**Required task**
Copy all records verbatim.

**Record excerpts**
====
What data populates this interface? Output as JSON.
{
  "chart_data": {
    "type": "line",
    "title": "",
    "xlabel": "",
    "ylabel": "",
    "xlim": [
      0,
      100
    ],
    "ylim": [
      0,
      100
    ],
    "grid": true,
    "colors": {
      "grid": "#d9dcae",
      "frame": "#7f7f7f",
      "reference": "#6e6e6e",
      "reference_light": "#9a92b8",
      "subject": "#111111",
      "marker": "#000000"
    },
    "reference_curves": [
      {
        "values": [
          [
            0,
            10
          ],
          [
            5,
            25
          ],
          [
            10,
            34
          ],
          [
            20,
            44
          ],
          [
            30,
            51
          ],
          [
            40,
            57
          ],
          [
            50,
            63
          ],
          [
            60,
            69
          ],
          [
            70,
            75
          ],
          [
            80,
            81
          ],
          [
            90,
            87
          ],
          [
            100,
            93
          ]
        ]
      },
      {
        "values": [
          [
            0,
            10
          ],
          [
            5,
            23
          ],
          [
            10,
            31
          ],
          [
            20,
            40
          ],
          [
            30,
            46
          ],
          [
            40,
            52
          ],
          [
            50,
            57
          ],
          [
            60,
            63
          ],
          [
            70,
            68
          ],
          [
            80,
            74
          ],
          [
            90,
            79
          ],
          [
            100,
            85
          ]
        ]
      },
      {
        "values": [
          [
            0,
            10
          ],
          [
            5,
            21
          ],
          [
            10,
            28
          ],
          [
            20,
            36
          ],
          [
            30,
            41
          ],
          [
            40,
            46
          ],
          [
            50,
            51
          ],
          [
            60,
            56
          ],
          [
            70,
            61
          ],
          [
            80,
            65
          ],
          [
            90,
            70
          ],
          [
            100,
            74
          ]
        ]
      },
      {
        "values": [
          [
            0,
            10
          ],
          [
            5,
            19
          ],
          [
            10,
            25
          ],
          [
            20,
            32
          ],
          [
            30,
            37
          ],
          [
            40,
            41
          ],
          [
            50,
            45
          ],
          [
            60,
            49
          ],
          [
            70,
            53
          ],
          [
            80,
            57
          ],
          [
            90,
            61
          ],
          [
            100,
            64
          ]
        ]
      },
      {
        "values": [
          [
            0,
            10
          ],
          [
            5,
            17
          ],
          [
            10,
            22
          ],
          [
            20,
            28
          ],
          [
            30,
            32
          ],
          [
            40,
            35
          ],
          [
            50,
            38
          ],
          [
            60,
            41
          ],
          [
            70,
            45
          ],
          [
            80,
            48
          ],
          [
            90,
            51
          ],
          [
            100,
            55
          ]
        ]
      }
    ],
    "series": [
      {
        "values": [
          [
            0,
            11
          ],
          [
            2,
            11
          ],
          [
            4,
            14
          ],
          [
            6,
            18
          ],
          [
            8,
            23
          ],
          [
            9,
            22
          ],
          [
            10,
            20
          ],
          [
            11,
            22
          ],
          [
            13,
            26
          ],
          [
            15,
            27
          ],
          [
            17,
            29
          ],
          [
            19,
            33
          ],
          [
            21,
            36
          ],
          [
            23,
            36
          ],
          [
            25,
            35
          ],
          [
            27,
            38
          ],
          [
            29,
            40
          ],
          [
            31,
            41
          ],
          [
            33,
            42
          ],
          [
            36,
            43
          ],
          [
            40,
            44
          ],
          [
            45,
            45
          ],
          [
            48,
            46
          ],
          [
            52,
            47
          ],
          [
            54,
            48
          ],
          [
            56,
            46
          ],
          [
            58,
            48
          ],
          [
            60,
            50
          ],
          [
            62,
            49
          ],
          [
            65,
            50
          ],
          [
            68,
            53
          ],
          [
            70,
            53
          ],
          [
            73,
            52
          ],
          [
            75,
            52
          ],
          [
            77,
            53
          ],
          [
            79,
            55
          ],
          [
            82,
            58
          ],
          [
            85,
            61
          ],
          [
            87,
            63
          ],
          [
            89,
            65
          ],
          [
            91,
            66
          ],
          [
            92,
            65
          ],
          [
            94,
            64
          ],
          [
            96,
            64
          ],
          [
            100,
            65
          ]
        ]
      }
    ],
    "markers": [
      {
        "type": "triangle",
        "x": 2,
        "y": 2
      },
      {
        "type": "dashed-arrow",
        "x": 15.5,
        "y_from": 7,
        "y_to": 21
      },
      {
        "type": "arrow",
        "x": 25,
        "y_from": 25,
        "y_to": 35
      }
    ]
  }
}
====
**Solution to this problem**
What data populates this interface? Output as JSON.
{
  "chart_data": {
    "type": "line",
    "title": "",
    "xlabel": "",
    "ylabel": "",
    "xlim": [
      0,
      100
    ],
    "ylim": [
      0,
      100
    ],
    "grid": true,
    "colors": {
      "grid": "#d9dcae",
      "frame": "#7f7f7f",
      "reference": "#6e6e6e",
      "reference_light": "#9a92b8",
      "subject": "#111111",
      "marker": "#000000"
    },
    "reference_curves": [
      {
        "values": [
          [
            0,
            10
          ],
          [
            5,
            25
          ],
          [
            10,
            34
          ],
          [
            20,
            44
          ],
          [
            30,
            51
          ],
          [
            40,
            57
          ],
          [
            50,
            63
          ],
          [
            60,
            69
          ],
          [
            70,
            75
          ],
          [
            80,
            81
          ],
          [
            90,
            87
          ],
          [
            100,
            93
          ]
        ]
      },
      {
        "values": [
          [
            0,
            10
          ],
          [
            5,
            23
          ],
          [
            10,
            31
          ],
          [
            20,
            40
          ],
          [
            30,
            46
          ],
          [
            40,
            52
          ],
          [
            50,
            57
          ],
          [
            60,
            63
          ],
          [
            70,
            68
          ],
          [
            80,
            74
          ],
          [
            90,
            79
          ],
          [
            100,
            85
          ]
        ]
      },
      {
        "values": [
          [
            0,
            10
          ],
          [
            5,
            21
          ],
          [
            10,
            28
          ],
          [
            20,
            36
          ],
          [
            30,
            41
          ],
          [
            40,
            46
          ],
          [
            50,
            51
          ],
          [
            60,
            56
          ],
          [
            70,
            61
          ],
          [
            80,
            65
          ],
          [
            90,
            70
          ],
          [
            100,
            74
          ]
        ]
      },
      {
        "values": [
          [
            0,
            10
          ],
          [
            5,
            19
          ],
          [
            10,
            25
          ],
          [
            20,
            32
          ],
          [
            30,
            37
          ],
          [
            40,
            41
          ],
          [
            50,
            45
          ],
          [
            60,
            49
          ],
          [
            70,
            53
          ],
          [
            80,
            57
          ],
          [
            90,
            61
          ],
          [
            100,
            64
          ]
        ]
      },
      {
        "values": [
          [
            0,
            10
          ],
          [
            5,
            17
          ],
          [
            10,
            22
          ],
          [
            20,
            28
          ],
          [
            30,
            32
          ],
          [
            40,
            35
          ],
          [
            50,
            38
          ],
          [
            60,
            41
          ],
          [
            70,
            45
          ],
          [
            80,
            48
          ],
          [
            90,
            51
          ],
          [
            100,
            55
          ]
        ]
      }
    ],
    "series": [
      {
        "values": [
          [
            0,
            11
          ],
          [
            2,
            11
          ],
          [
            4,
            14
          ],
          [
            6,
            18
          ],
          [
            8,
            23
          ],
          [
            9,
            22
          ],
          [
            10,
            20
          ],
          [
            11,
            22
          ],
          [
            13,
            26
          ],
          [
            15,
            27
          ],
          [
            17,
            29
          ],
          [
            19,
            33
          ],
          [
            21,
            36
          ],
          [
            23,
            36
          ],
          [
            25,
            35
          ],
          [
            27,
            38
          ],
          [
            29,
            40
          ],
          [
            31,
            41
          ],
          [
            33,
            42
          ],
          [
            36,
            43
          ],
          [
            40,
            44
          ],
          [
            45,
            45
          ],
          [
            48,
            46
          ],
          [
            52,
            47
          ],
          [
            54,
            48
          ],
          [
            56,
            46
          ],
          [
            58,
            48
          ],
          [
            60,
            50
          ],
          [
            62,
            49
          ],
          [
            65,
            50
          ],
          [
            68,
            53
          ],
          [
            70,
            53
          ],
          [
            73,
            52
          ],
          [
            75,
            52
          ],
          [
            77,
            53
          ],
          [
            79,
            55
          ],
          [
            82,
            58
          ],
          [
            85,
            61
          ],
          [
            87,
            63
          ],
          [
            89,
            65
          ],
          [
            91,
            66
          ],
          [
            92,
            65
          ],
          [
            94,
            64
          ],
          [
            96,
            64
          ],
          [
            100,
            65
          ]
        ]
      }
    ],
    "markers": [
      {
        "type": "triangle",
        "x": 2,
        "y": 2
      },
      {
        "type": "dashed-arrow",
        "x": 15.5,
        "y_from": 7,
        "y_to": 21
      },
      {
        "type": "arrow",
        "x": 25,
        "y_from": 25,
        "y_to": 35
      }
    ]
  }
}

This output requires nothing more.